## Selected excerpt
If you want to know the flow split between the two branches then you need to know the pressure conditions in the two branches.

[Dave442]

Hi,

Are you considering a coronary artery? Outlet boundary conditions for the coronary vasculature are difficult to define since a large degree of resistance is introduced by the contraction of the heart. This results in a nonlinear and time-varying system. Many authors simply assume linearity and time-invariance and make some assumption with regards to the flow split. In certain papers, a three-element Windkessel function is specified at the outlet of each branch. The methods used to identify appropriate parameters for these functions are described in the literature. Other methods of approximating the outlet boundary conditions are also described in the literature.

Here are two recent papers that I am aware of:
http://www.ncbi.nlm.nih.gov/pubmed/20507966
http://www.ncbi.nlm.nih.gov/pubmed/23676893

There are probably many, many more if you go looking.

Good luck,
Dave

[kmgraju]

Thank you for your kind information.
I have gone through some of the articles that they used velocity as the inlet and mass flow rate at the outlet using Murray's law.I don't know they claimed that the flow is realistic flow.

Without pressure condition how did they model? Please share your ideas and thoughts

[singer1812]

Dave gave you a series of articles related to this. It is a complicated area that most people outside of your field have no experience in.

Once again, if you have nothing else to go on, I would suggest you run this as a parametric and see if the drop is even sensitive to the branch.

[kmgraju]

Quote:

Originally Posted by singer1812

Dave gave you a series of articles related to this. It is a complicated area that most people outside of your field have no experience in.

Once again, if you have nothing else to go on, I would suggest you run this as a parametric and see if the drop is even sensitive to the branch.

Hi all
I use velocity as inlet.
since I don't know the pressure at the outlet, can I use the boundary condition at he outlet as areaAve(Pressure)@outlet by setting pressure value (assume 86 mmHg) as a domain initial condition. Is it stress free boundary condition?

shall I introduce 0 pa both at outlets?

Records from a data collection:
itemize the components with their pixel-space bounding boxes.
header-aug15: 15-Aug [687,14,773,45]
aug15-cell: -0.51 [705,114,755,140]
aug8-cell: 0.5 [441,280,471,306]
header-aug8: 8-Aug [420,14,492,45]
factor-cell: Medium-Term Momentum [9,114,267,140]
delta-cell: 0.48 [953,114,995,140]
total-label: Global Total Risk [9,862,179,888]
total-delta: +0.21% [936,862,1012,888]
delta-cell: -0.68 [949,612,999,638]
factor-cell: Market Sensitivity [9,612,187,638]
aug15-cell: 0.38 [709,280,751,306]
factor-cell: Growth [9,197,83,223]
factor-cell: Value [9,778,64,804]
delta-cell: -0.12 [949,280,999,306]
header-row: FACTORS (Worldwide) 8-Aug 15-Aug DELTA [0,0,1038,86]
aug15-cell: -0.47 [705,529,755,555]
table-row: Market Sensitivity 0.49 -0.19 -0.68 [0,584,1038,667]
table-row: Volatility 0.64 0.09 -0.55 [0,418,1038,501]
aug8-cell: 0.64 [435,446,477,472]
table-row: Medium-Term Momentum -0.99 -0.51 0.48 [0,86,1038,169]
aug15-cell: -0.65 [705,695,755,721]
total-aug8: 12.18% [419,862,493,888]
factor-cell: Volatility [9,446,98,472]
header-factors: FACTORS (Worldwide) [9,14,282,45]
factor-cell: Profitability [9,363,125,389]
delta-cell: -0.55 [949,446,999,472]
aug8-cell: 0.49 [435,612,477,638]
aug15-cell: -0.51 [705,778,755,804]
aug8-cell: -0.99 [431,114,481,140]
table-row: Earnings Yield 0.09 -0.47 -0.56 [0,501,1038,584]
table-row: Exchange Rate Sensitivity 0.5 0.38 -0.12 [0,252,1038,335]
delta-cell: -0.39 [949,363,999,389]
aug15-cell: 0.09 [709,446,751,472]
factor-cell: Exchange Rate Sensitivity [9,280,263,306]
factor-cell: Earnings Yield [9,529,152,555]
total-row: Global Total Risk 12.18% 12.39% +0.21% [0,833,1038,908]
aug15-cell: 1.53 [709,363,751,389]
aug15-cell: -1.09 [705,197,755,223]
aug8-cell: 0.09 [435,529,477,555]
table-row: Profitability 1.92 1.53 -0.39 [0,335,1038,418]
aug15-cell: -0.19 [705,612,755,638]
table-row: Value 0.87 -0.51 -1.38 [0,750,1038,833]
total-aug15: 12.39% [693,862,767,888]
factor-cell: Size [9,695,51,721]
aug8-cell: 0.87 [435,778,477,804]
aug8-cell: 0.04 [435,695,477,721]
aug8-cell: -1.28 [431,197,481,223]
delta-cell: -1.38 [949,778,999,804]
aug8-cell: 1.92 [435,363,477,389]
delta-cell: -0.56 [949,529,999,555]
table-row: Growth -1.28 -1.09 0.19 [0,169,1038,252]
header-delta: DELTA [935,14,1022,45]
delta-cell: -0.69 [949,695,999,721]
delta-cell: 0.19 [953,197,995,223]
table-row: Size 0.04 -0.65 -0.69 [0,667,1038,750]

## Assignment
Can you repeat the entire forum thread on coronary artery outlet boundary conditions, word for word?

## Written answer
If you want to know the flow split between the two branches then you need to know the pressure conditions in the two branches.

[Dave442]

Hi,

Are you considering a coronary artery? Outlet boundary conditions for the coronary vasculature are difficult to define since a large degree of resistance is introduced by the contraction of the heart. This results in a nonlinear and time-varying system. Many authors simply assume linearity and time-invariance and make some assumption with regards to the flow split. In certain papers, a three-element Windkessel function is specified at the outlet of each branch. The methods used to identify appropriate parameters for these functions are described in the literature. Other methods of approximating the outlet boundary conditions are also described in the literature.

Here are two recent papers that I am aware of:
http://www.ncbi.nlm.nih.gov/pubmed/20507966
http://www.ncbi.nlm.nih.gov/pubmed/23676893

There are probably many, many more if you go looking.

Good luck,
Dave

[kmgraju]

Thank you for your kind information.
I have gone through some of the articles that they used velocity as the inlet and mass flow rate at the outlet using Murray's law.I don't know they claimed that the flow is realistic flow.

Without pressure condition how did they model? Please share your ideas and thoughts

[singer1812]

Dave gave you a series of articles related to this. It is a complicated area that most people outside of your field have no experience in.

Once again, if you have nothing else to go on, I would suggest you run this as a parametric and see if the drop is even sensitive to the branch.

[kmgraju]

Quote:

Originally Posted by singer1812

Dave gave you a series of articles related to this. It is a complicated area that most people outside of your field have no experience in.

Once again, if you have nothing else to go on, I would suggest you run this as a parametric and see if the drop is even sensitive to the branch.

Hi all
I use velocity as inlet.
since I don't know the pressure at the outlet, can I use the boundary condition at he outlet as areaAve(Pressure)@outlet by setting pressure value (assume 86 mmHg) as a domain initial condition. Is it stress free boundary condition?

shall I introduce 0 pa both at outlets?